start DATA IN THIS EXERCISE
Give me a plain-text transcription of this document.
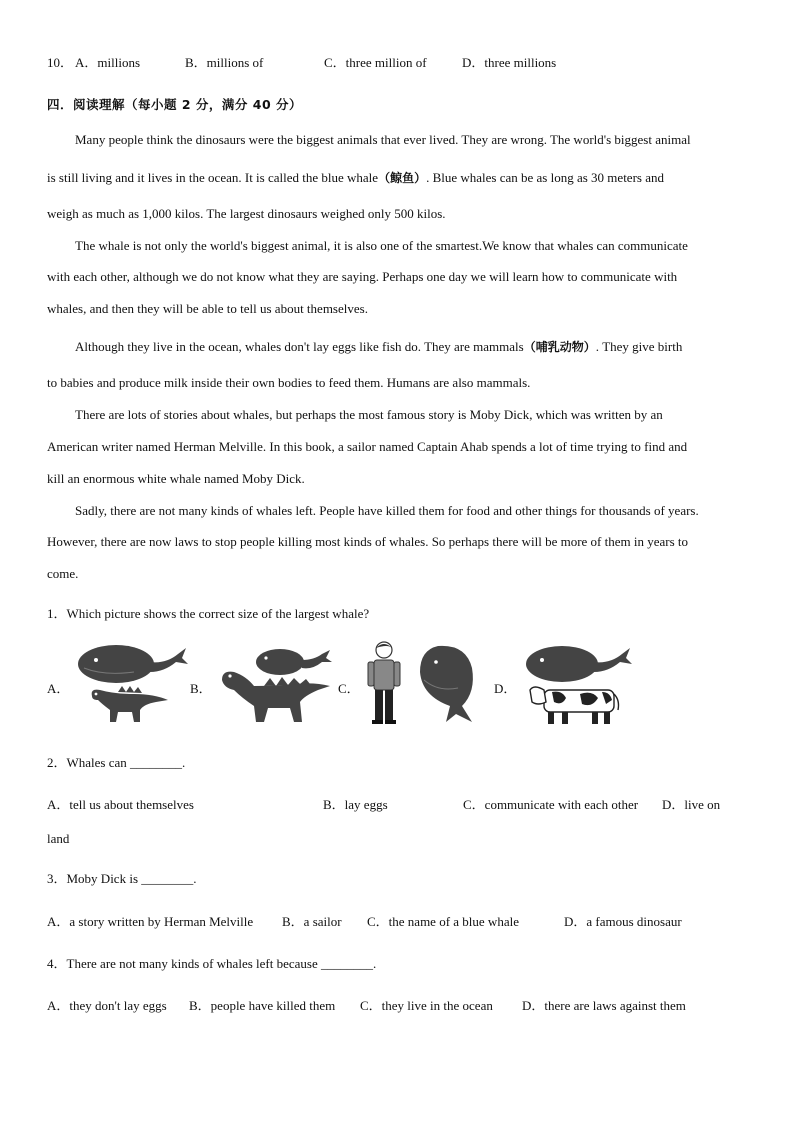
10． A．millions	B．millions of	C．three million of	D．three millions
四．阅读理解（每小题 2 分，满分 40 分）
Many people think the dinosaurs were the biggest animals that ever lived. They are wrong. The world's biggest animal
is still living and it lives in the ocean. It is called the blue whale（鲸鱼）. Blue whales can be as long as 30 meters and
weigh as much as 1,000 kilos. The largest dinosaurs weighed only 500 kilos.
The whale is not only the world's biggest animal, it is also one of the smartest.We know that whales can communicate
with each other, although we do not know what they are saying. Perhaps one day we will learn how to communicate with
whales, and then they will be able to tell us about themselves.
Although they live in the ocean, whales don't lay eggs like fish do. They are mammals（哺乳动物）. They give birth
to babies and produce milk inside their own bodies to feed them. Humans are also mammals.
There are lots of stories about whales, but perhaps the most famous story is Moby Dick, which was written by an
American writer named Herman Melville. In this book, a sailor named Captain Ahab spends a lot of time trying to find and
kill an enormous white whale named Moby Dick.
Sadly, there are not many kinds of whales left. People have killed them for food and other things for thousands of years.
However, there are now laws to stop people killing most kinds of whales. So perhaps there will be more of them in years to
come.
1．Which picture shows the correct size of the largest whale?
A．	B．	C．	D．
2．Whales can ________.
A．tell us about themselves	B．lay eggs	C．communicate with each other D．live on
land
3．Moby Dick is ________.
A．a story written by Herman Melville B．a sailor C．the name of a blue whale	D．a famous dinosaur
4．There are not many kinds of whales left because ________.
A．they don't lay eggs B．people have killed them C．they live in the ocean D．there are laws against them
end DATA IN THIS EXERCISE
#### [GOAL]
Figure out how many lines above include the string "themselves", then report that number and nothing else.

#### [CORRECT OUTPUT]
2